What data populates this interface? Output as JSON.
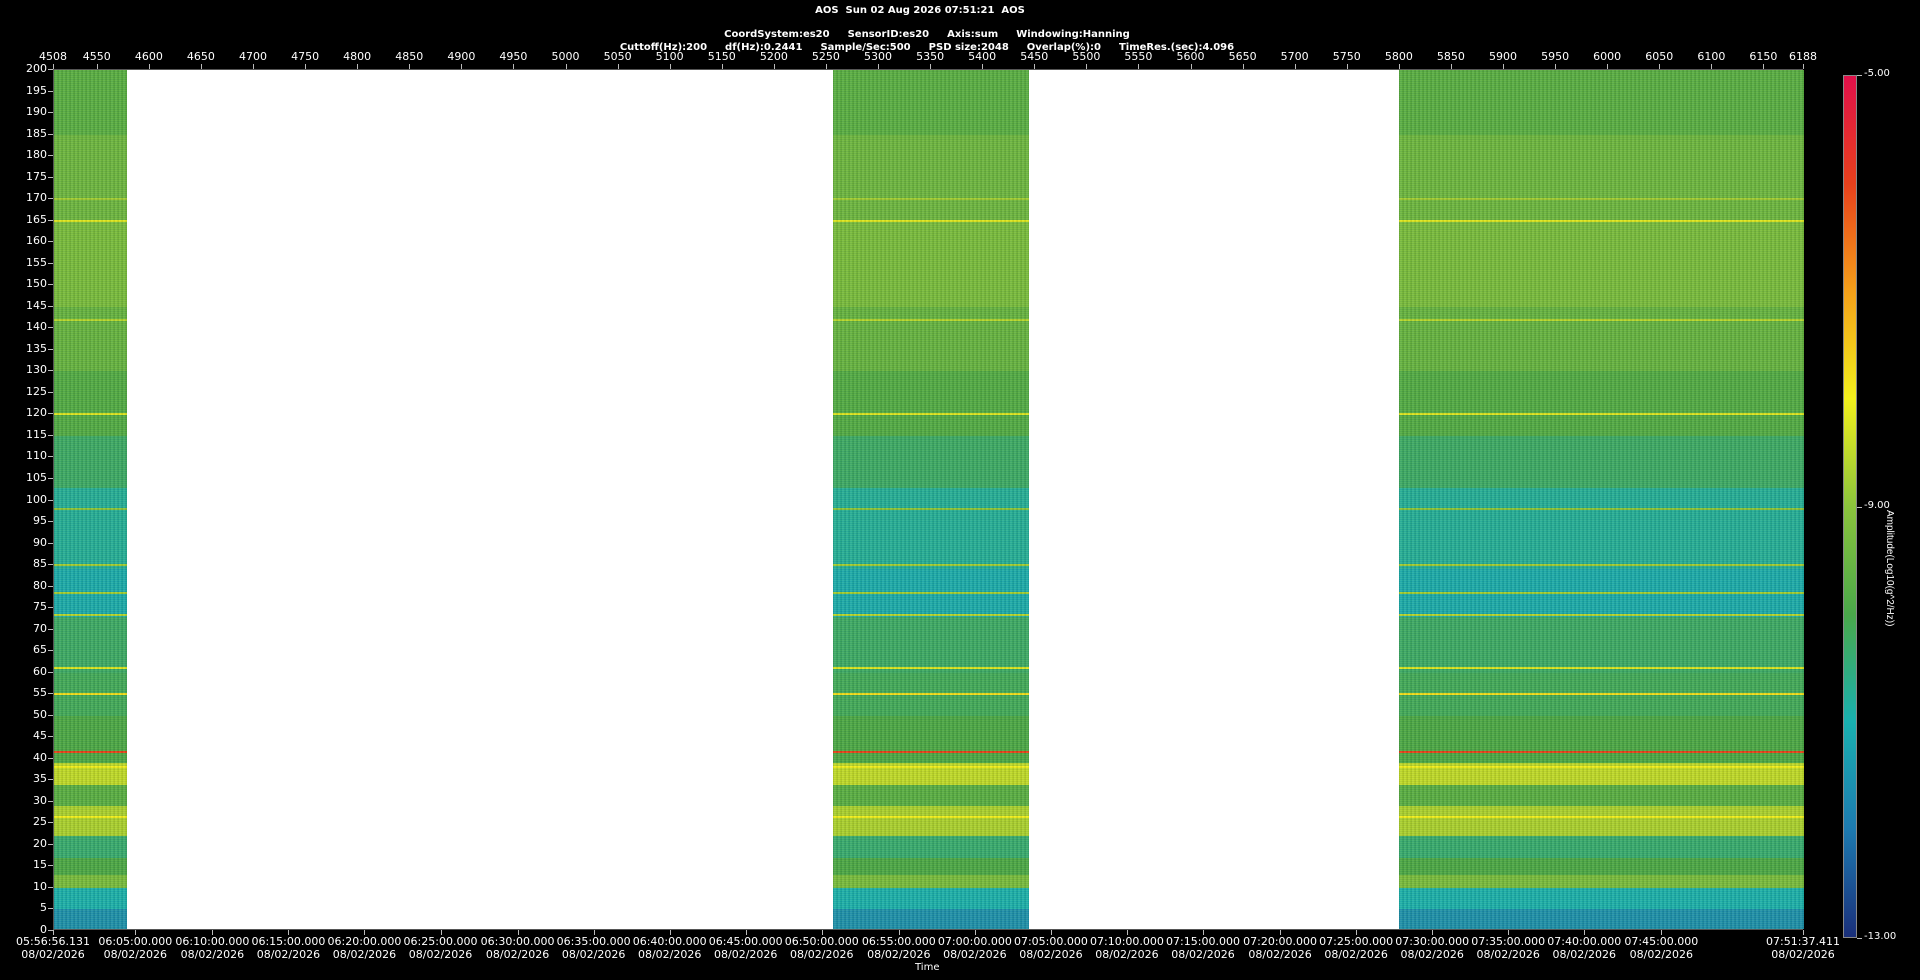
{
  "header": {
    "line1": "AOS  Sun 02 Aug 2026 07:51:21  AOS",
    "line2": [
      "CoordSystem:es20",
      "SensorID:es20",
      "Axis:sum",
      "Windowing:Hanning"
    ],
    "line3": [
      "Cuttoff(Hz):200",
      "df(Hz):0.2441",
      "Sample/Sec:500",
      "PSD size:2048",
      "Overlap(%):0",
      "TimeRes.(sec):4.096"
    ]
  },
  "chart_data": {
    "type": "heatmap",
    "title": "",
    "xlabel": "Time",
    "ylabel": "",
    "colorbar_label": "Amplitude(Log10(g^2/Hz))",
    "colorbar_ticks": [
      "-5.00",
      "-9.00",
      "-13.00"
    ],
    "colorbar_range": [
      -13,
      -5
    ],
    "colormap": [
      "#1a2f7a",
      "#1d7ab0",
      "#19b0b0",
      "#4aa84a",
      "#8bc43c",
      "#f2f01c",
      "#f5a019",
      "#e8401c",
      "#e0104a"
    ],
    "ylim": [
      0,
      200
    ],
    "y_ticks": [
      0,
      5,
      10,
      15,
      20,
      25,
      30,
      35,
      40,
      45,
      50,
      55,
      60,
      65,
      70,
      75,
      80,
      85,
      90,
      95,
      100,
      105,
      110,
      115,
      120,
      125,
      130,
      135,
      140,
      145,
      150,
      155,
      160,
      165,
      170,
      175,
      180,
      185,
      190,
      195,
      200
    ],
    "xlim_index": [
      4508,
      6188
    ],
    "top_x_ticks": [
      4508,
      4550,
      4600,
      4650,
      4700,
      4750,
      4800,
      4850,
      4900,
      4950,
      5000,
      5050,
      5100,
      5150,
      5200,
      5250,
      5300,
      5350,
      5400,
      5450,
      5500,
      5550,
      5600,
      5650,
      5700,
      5750,
      5800,
      5850,
      5900,
      5950,
      6000,
      6050,
      6100,
      6150,
      6188
    ],
    "time_ticks": [
      {
        "idx": 4508,
        "time": "05:56:56.131",
        "date": "08/02/2026"
      },
      {
        "idx": 4587,
        "time": "06:05:00.000",
        "date": "08/02/2026"
      },
      {
        "idx": 4661,
        "time": "06:10:00.000",
        "date": "08/02/2026"
      },
      {
        "idx": 4734,
        "time": "06:15:00.000",
        "date": "08/02/2026"
      },
      {
        "idx": 4807,
        "time": "06:20:00.000",
        "date": "08/02/2026"
      },
      {
        "idx": 4880,
        "time": "06:25:00.000",
        "date": "08/02/2026"
      },
      {
        "idx": 4954,
        "time": "06:30:00.000",
        "date": "08/02/2026"
      },
      {
        "idx": 5027,
        "time": "06:35:00.000",
        "date": "08/02/2026"
      },
      {
        "idx": 5100,
        "time": "06:40:00.000",
        "date": "08/02/2026"
      },
      {
        "idx": 5173,
        "time": "06:45:00.000",
        "date": "08/02/2026"
      },
      {
        "idx": 5246,
        "time": "06:50:00.000",
        "date": "08/02/2026"
      },
      {
        "idx": 5320,
        "time": "06:55:00.000",
        "date": "08/02/2026"
      },
      {
        "idx": 5393,
        "time": "07:00:00.000",
        "date": "08/02/2026"
      },
      {
        "idx": 5466,
        "time": "07:05:00.000",
        "date": "08/02/2026"
      },
      {
        "idx": 5539,
        "time": "07:10:00.000",
        "date": "08/02/2026"
      },
      {
        "idx": 5612,
        "time": "07:15:00.000",
        "date": "08/02/2026"
      },
      {
        "idx": 5686,
        "time": "07:20:00.000",
        "date": "08/02/2026"
      },
      {
        "idx": 5759,
        "time": "07:25:00.000",
        "date": "08/02/2026"
      },
      {
        "idx": 5832,
        "time": "07:30:00.000",
        "date": "08/02/2026"
      },
      {
        "idx": 5905,
        "time": "07:35:00.000",
        "date": "08/02/2026"
      },
      {
        "idx": 5978,
        "time": "07:40:00.000",
        "date": "08/02/2026"
      },
      {
        "idx": 6052,
        "time": "07:45:00.000",
        "date": "08/02/2026"
      },
      {
        "idx": 6188,
        "time": "07:51:37.411",
        "date": "08/02/2026"
      }
    ],
    "data_segments": [
      {
        "start": 4508,
        "end": 4578
      },
      {
        "start": 5256,
        "end": 5444
      },
      {
        "start": 5799,
        "end": 6188
      }
    ],
    "frequency_bands": [
      {
        "from": 0,
        "to": 5,
        "level": -11.6
      },
      {
        "from": 5,
        "to": 10,
        "level": -11.0
      },
      {
        "from": 10,
        "to": 13,
        "level": -9.3
      },
      {
        "from": 13,
        "to": 17,
        "level": -10.0
      },
      {
        "from": 17,
        "to": 22,
        "level": -10.4
      },
      {
        "from": 22,
        "to": 29,
        "level": -8.7
      },
      {
        "from": 29,
        "to": 34,
        "level": -9.8
      },
      {
        "from": 34,
        "to": 39,
        "level": -8.5
      },
      {
        "from": 39,
        "to": 50,
        "level": -10.0
      },
      {
        "from": 50,
        "to": 60,
        "level": -10.2
      },
      {
        "from": 60,
        "to": 73,
        "level": -10.3
      },
      {
        "from": 73,
        "to": 84,
        "level": -11.1
      },
      {
        "from": 84,
        "to": 103,
        "level": -10.8
      },
      {
        "from": 103,
        "to": 115,
        "level": -10.3
      },
      {
        "from": 115,
        "to": 130,
        "level": -9.9
      },
      {
        "from": 130,
        "to": 145,
        "level": -9.6
      },
      {
        "from": 145,
        "to": 165,
        "level": -9.3
      },
      {
        "from": 165,
        "to": 185,
        "level": -9.5
      },
      {
        "from": 185,
        "to": 200,
        "level": -9.8
      }
    ],
    "tonal_lines": [
      {
        "freq": 26.5,
        "level": -8.0
      },
      {
        "freq": 38.0,
        "level": -8.0
      },
      {
        "freq": 41.5,
        "level": -6.0
      },
      {
        "freq": 55.0,
        "level": -7.8
      },
      {
        "freq": 61.0,
        "level": -8.2
      },
      {
        "freq": 73.5,
        "level": -8.6
      },
      {
        "freq": 78.5,
        "level": -8.8
      },
      {
        "freq": 85.0,
        "level": -8.8
      },
      {
        "freq": 98.0,
        "level": -9.0
      },
      {
        "freq": 120.0,
        "level": -8.2
      },
      {
        "freq": 142.0,
        "level": -8.6
      },
      {
        "freq": 165.0,
        "level": -8.2
      },
      {
        "freq": 170.0,
        "level": -8.8
      }
    ]
  }
}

# # # # # # #

Leave the pictures out and copy the rest of the data exactly.

What data populates this interface? Output as JSON.
{
  "header": {
    "line1": "AOS  Sun 02 Aug 2026 07:51:21  AOS",
    "line2": [
      "CoordSystem:es20",
      "SensorID:es20",
      "Axis:sum",
      "Windowing:Hanning"
    ],
    "line3": [
      "Cuttoff(Hz):200",
      "df(Hz):0.2441",
      "Sample/Sec:500",
      "PSD size:2048",
      "Overlap(%):0",
      "TimeRes.(sec):4.096"
    ]
  },
  "chart_data": {
    "type": "heatmap",
    "title": "",
    "xlabel": "Time",
    "ylabel": "",
    "colorbar_label": "Amplitude(Log10(g^2/Hz))",
    "colorbar_ticks": [
      "-5.00",
      "-9.00",
      "-13.00"
    ],
    "colorbar_range": [
      -13,
      -5
    ],
    "colormap": [
      "#1a2f7a",
      "#1d7ab0",
      "#19b0b0",
      "#4aa84a",
      "#8bc43c",
      "#f2f01c",
      "#f5a019",
      "#e8401c",
      "#e0104a"
    ],
    "ylim": [
      0,
      200
    ],
    "y_ticks": [
      0,
      5,
      10,
      15,
      20,
      25,
      30,
      35,
      40,
      45,
      50,
      55,
      60,
      65,
      70,
      75,
      80,
      85,
      90,
      95,
      100,
      105,
      110,
      115,
      120,
      125,
      130,
      135,
      140,
      145,
      150,
      155,
      160,
      165,
      170,
      175,
      180,
      185,
      190,
      195,
      200
    ],
    "xlim_index": [
      4508,
      6188
    ],
    "top_x_ticks": [
      4508,
      4550,
      4600,
      4650,
      4700,
      4750,
      4800,
      4850,
      4900,
      4950,
      5000,
      5050,
      5100,
      5150,
      5200,
      5250,
      5300,
      5350,
      5400,
      5450,
      5500,
      5550,
      5600,
      5650,
      5700,
      5750,
      5800,
      5850,
      5900,
      5950,
      6000,
      6050,
      6100,
      6150,
      6188
    ],
    "time_ticks": [
      {
        "idx": 4508,
        "time": "05:56:56.131",
        "date": "08/02/2026"
      },
      {
        "idx": 4587,
        "time": "06:05:00.000",
        "date": "08/02/2026"
      },
      {
        "idx": 4661,
        "time": "06:10:00.000",
        "date": "08/02/2026"
      },
      {
        "idx": 4734,
        "time": "06:15:00.000",
        "date": "08/02/2026"
      },
      {
        "idx": 4807,
        "time": "06:20:00.000",
        "date": "08/02/2026"
      },
      {
        "idx": 4880,
        "time": "06:25:00.000",
        "date": "08/02/2026"
      },
      {
        "idx": 4954,
        "time": "06:30:00.000",
        "date": "08/02/2026"
      },
      {
        "idx": 5027,
        "time": "06:35:00.000",
        "date": "08/02/2026"
      },
      {
        "idx": 5100,
        "time": "06:40:00.000",
        "date": "08/02/2026"
      },
      {
        "idx": 5173,
        "time": "06:45:00.000",
        "date": "08/02/2026"
      },
      {
        "idx": 5246,
        "time": "06:50:00.000",
        "date": "08/02/2026"
      },
      {
        "idx": 5320,
        "time": "06:55:00.000",
        "date": "08/02/2026"
      },
      {
        "idx": 5393,
        "time": "07:00:00.000",
        "date": "08/02/2026"
      },
      {
        "idx": 5466,
        "time": "07:05:00.000",
        "date": "08/02/2026"
      },
      {
        "idx": 5539,
        "time": "07:10:00.000",
        "date": "08/02/2026"
      },
      {
        "idx": 5612,
        "time": "07:15:00.000",
        "date": "08/02/2026"
      },
      {
        "idx": 5686,
        "time": "07:20:00.000",
        "date": "08/02/2026"
      },
      {
        "idx": 5759,
        "time": "07:25:00.000",
        "date": "08/02/2026"
      },
      {
        "idx": 5832,
        "time": "07:30:00.000",
        "date": "08/02/2026"
      },
      {
        "idx": 5905,
        "time": "07:35:00.000",
        "date": "08/02/2026"
      },
      {
        "idx": 5978,
        "time": "07:40:00.000",
        "date": "08/02/2026"
      },
      {
        "idx": 6052,
        "time": "07:45:00.000",
        "date": "08/02/2026"
      },
      {
        "idx": 6188,
        "time": "07:51:37.411",
        "date": "08/02/2026"
      }
    ],
    "data_segments": [
      {
        "start": 4508,
        "end": 4578
      },
      {
        "start": 5256,
        "end": 5444
      },
      {
        "start": 5799,
        "end": 6188
      }
    ],
    "frequency_bands": [
      {
        "from": 0,
        "to": 5,
        "level": -11.6
      },
      {
        "from": 5,
        "to": 10,
        "level": -11.0
      },
      {
        "from": 10,
        "to": 13,
        "level": -9.3
      },
      {
        "from": 13,
        "to": 17,
        "level": -10.0
      },
      {
        "from": 17,
        "to": 22,
        "level": -10.4
      },
      {
        "from": 22,
        "to": 29,
        "level": -8.7
      },
      {
        "from": 29,
        "to": 34,
        "level": -9.8
      },
      {
        "from": 34,
        "to": 39,
        "level": -8.5
      },
      {
        "from": 39,
        "to": 50,
        "level": -10.0
      },
      {
        "from": 50,
        "to": 60,
        "level": -10.2
      },
      {
        "from": 60,
        "to": 73,
        "level": -10.3
      },
      {
        "from": 73,
        "to": 84,
        "level": -11.1
      },
      {
        "from": 84,
        "to": 103,
        "level": -10.8
      },
      {
        "from": 103,
        "to": 115,
        "level": -10.3
      },
      {
        "from": 115,
        "to": 130,
        "level": -9.9
      },
      {
        "from": 130,
        "to": 145,
        "level": -9.6
      },
      {
        "from": 145,
        "to": 165,
        "level": -9.3
      },
      {
        "from": 165,
        "to": 185,
        "level": -9.5
      },
      {
        "from": 185,
        "to": 200,
        "level": -9.8
      }
    ],
    "tonal_lines": [
      {
        "freq": 26.5,
        "level": -8.0
      },
      {
        "freq": 38.0,
        "level": -8.0
      },
      {
        "freq": 41.5,
        "level": -6.0
      },
      {
        "freq": 55.0,
        "level": -7.8
      },
      {
        "freq": 61.0,
        "level": -8.2
      },
      {
        "freq": 73.5,
        "level": -8.6
      },
      {
        "freq": 78.5,
        "level": -8.8
      },
      {
        "freq": 85.0,
        "level": -8.8
      },
      {
        "freq": 98.0,
        "level": -9.0
      },
      {
        "freq": 120.0,
        "level": -8.2
      },
      {
        "freq": 142.0,
        "level": -8.6
      },
      {
        "freq": 165.0,
        "level": -8.2
      },
      {
        "freq": 170.0,
        "level": -8.8
      }
    ]
  }
}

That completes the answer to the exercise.